● **WRITTEN PROBLEM**
Copy out each line in the material below that has the word "title".

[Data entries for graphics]
※ ※ ※
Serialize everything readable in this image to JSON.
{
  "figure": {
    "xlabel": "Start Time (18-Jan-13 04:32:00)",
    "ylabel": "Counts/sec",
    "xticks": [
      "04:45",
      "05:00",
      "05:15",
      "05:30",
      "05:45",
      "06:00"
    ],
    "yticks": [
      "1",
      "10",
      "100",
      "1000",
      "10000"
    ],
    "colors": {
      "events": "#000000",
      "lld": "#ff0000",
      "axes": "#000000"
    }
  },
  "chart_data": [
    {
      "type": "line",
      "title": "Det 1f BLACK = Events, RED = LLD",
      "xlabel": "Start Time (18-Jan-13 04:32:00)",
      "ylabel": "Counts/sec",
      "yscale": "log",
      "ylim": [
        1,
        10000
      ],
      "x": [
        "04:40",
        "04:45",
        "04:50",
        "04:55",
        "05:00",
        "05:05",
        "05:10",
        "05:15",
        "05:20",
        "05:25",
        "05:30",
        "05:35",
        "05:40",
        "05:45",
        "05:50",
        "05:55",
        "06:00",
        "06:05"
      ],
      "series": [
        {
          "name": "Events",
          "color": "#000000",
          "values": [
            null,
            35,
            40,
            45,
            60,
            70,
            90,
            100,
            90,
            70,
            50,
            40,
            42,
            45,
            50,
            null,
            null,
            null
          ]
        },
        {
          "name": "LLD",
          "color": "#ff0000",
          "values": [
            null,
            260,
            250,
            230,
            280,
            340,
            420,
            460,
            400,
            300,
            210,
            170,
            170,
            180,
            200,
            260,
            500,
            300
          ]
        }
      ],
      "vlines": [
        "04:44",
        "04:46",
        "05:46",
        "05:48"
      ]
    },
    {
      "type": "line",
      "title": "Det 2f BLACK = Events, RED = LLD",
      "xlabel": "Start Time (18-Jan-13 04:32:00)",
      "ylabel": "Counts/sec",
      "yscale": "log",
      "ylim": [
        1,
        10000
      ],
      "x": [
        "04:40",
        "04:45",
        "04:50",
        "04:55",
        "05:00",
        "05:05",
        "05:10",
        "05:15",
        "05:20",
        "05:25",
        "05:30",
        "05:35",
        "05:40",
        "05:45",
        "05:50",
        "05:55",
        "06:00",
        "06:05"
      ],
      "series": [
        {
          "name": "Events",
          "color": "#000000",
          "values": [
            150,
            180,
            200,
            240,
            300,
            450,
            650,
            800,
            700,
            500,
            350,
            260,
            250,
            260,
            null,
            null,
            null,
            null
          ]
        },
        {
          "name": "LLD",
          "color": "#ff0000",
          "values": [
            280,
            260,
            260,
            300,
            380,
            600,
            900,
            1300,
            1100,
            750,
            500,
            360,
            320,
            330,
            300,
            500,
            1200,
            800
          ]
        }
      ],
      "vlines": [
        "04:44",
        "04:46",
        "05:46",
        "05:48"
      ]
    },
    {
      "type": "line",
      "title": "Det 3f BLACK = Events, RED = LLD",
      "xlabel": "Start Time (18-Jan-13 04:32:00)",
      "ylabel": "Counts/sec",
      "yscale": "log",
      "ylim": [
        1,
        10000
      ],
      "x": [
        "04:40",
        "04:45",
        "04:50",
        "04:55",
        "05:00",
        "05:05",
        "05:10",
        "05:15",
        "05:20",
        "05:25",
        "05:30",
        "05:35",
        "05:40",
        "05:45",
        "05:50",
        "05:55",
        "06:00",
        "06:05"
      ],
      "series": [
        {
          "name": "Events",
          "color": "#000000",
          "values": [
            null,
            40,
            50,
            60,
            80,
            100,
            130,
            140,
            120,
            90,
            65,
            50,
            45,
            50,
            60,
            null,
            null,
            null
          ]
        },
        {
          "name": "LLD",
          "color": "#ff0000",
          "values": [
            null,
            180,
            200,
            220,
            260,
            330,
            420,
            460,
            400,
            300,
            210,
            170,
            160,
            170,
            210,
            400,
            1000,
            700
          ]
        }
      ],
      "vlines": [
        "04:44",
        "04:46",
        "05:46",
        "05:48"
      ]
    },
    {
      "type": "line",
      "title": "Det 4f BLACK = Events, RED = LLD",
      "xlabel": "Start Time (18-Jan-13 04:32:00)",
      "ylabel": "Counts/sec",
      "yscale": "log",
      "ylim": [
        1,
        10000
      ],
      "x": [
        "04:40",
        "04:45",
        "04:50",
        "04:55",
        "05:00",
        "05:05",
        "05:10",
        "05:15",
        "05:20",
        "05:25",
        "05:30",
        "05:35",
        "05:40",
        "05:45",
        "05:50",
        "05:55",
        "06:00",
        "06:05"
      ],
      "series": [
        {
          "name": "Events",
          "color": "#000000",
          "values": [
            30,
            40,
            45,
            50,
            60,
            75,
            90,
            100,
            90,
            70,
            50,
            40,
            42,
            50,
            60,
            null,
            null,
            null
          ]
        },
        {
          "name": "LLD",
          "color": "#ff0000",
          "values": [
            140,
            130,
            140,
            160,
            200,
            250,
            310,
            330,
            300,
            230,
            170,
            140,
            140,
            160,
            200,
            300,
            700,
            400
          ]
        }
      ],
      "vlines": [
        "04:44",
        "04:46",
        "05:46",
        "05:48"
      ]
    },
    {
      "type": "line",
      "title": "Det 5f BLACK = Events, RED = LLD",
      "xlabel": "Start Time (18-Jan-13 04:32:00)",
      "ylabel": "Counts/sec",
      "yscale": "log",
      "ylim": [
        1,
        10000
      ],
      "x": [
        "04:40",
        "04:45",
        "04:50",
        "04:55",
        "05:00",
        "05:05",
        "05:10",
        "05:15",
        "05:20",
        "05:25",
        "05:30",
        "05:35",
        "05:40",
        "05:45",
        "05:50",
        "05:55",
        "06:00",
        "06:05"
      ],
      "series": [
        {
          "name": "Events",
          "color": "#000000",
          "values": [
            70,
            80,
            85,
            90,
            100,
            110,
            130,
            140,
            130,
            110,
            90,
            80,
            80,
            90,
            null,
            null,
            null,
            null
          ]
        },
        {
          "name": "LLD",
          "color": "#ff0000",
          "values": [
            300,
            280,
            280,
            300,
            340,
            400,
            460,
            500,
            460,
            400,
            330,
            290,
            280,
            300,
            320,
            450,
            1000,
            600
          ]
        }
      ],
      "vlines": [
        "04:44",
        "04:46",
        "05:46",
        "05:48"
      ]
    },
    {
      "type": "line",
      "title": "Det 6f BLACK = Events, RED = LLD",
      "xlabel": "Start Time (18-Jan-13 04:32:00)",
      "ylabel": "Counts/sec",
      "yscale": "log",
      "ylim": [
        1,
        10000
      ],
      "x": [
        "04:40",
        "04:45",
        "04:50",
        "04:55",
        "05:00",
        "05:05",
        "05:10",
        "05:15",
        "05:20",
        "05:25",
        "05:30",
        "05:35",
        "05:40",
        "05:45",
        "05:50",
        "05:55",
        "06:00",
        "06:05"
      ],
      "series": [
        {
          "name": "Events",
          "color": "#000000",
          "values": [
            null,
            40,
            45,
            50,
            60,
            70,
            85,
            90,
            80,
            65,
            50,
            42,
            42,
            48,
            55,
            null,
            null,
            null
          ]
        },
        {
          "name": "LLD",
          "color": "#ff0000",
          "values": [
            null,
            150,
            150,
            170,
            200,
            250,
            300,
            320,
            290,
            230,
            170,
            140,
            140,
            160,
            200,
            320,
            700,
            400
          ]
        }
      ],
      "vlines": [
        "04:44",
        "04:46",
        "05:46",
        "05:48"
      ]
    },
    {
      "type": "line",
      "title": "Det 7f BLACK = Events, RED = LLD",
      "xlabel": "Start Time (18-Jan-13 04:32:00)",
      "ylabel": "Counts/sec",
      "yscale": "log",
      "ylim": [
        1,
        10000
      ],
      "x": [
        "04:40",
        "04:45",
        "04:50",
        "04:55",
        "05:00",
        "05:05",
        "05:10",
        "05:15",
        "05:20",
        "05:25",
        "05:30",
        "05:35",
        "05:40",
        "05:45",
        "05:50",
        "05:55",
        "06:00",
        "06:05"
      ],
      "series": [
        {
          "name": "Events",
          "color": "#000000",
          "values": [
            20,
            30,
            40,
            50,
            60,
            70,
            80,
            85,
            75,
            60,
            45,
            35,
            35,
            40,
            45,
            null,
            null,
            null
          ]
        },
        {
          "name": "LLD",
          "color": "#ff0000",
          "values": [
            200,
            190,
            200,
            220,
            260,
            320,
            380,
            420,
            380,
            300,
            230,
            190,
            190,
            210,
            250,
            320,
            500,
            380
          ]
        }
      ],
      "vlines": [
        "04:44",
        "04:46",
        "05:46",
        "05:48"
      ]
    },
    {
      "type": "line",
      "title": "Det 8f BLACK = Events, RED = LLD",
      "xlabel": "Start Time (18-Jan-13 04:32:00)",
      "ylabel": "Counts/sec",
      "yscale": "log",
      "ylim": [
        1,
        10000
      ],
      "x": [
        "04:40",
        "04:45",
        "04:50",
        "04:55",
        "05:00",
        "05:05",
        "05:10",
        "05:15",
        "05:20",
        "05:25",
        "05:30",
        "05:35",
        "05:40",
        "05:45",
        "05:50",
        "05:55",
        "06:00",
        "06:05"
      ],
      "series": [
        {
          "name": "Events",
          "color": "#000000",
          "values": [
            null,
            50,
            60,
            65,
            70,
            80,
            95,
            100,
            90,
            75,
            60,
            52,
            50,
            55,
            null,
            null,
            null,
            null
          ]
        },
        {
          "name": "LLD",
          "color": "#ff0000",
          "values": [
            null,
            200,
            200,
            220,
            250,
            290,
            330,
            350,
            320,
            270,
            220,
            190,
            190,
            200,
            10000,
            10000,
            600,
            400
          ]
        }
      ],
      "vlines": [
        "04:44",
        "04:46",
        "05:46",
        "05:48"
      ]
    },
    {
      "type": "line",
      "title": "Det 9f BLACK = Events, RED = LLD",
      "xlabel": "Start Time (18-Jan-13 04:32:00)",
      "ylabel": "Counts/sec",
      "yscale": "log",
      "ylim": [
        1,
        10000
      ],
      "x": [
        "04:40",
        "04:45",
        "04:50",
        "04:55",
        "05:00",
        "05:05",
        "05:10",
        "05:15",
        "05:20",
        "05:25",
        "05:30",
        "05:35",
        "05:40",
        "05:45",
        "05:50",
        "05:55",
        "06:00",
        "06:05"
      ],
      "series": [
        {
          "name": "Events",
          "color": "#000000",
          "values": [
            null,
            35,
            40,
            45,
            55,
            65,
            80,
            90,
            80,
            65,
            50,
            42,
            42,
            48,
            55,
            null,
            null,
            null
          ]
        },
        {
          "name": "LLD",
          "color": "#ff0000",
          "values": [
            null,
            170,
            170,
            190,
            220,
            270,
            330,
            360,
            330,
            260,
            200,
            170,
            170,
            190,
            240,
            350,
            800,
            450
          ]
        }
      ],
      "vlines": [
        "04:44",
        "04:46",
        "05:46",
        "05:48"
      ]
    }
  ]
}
※ ※ ※
● **RESPONSE**
      "title": "Det 1f BLACK = Events, RED = LLD",
      "title": "Det 2f BLACK = Events, RED = LLD",
      "title": "Det 3f BLACK = Events, RED = LLD",
      "title": "Det 4f BLACK = Events, RED = LLD",
      "title": "Det 5f BLACK = Events, RED = LLD",
      "title": "Det 6f BLACK = Events, RED = LLD",
      "title": "Det 7f BLACK = Events, RED = LLD",
      "title": "Det 8f BLACK = Events, RED = LLD",
      "title": "Det 9f BLACK = Events, RED = LLD",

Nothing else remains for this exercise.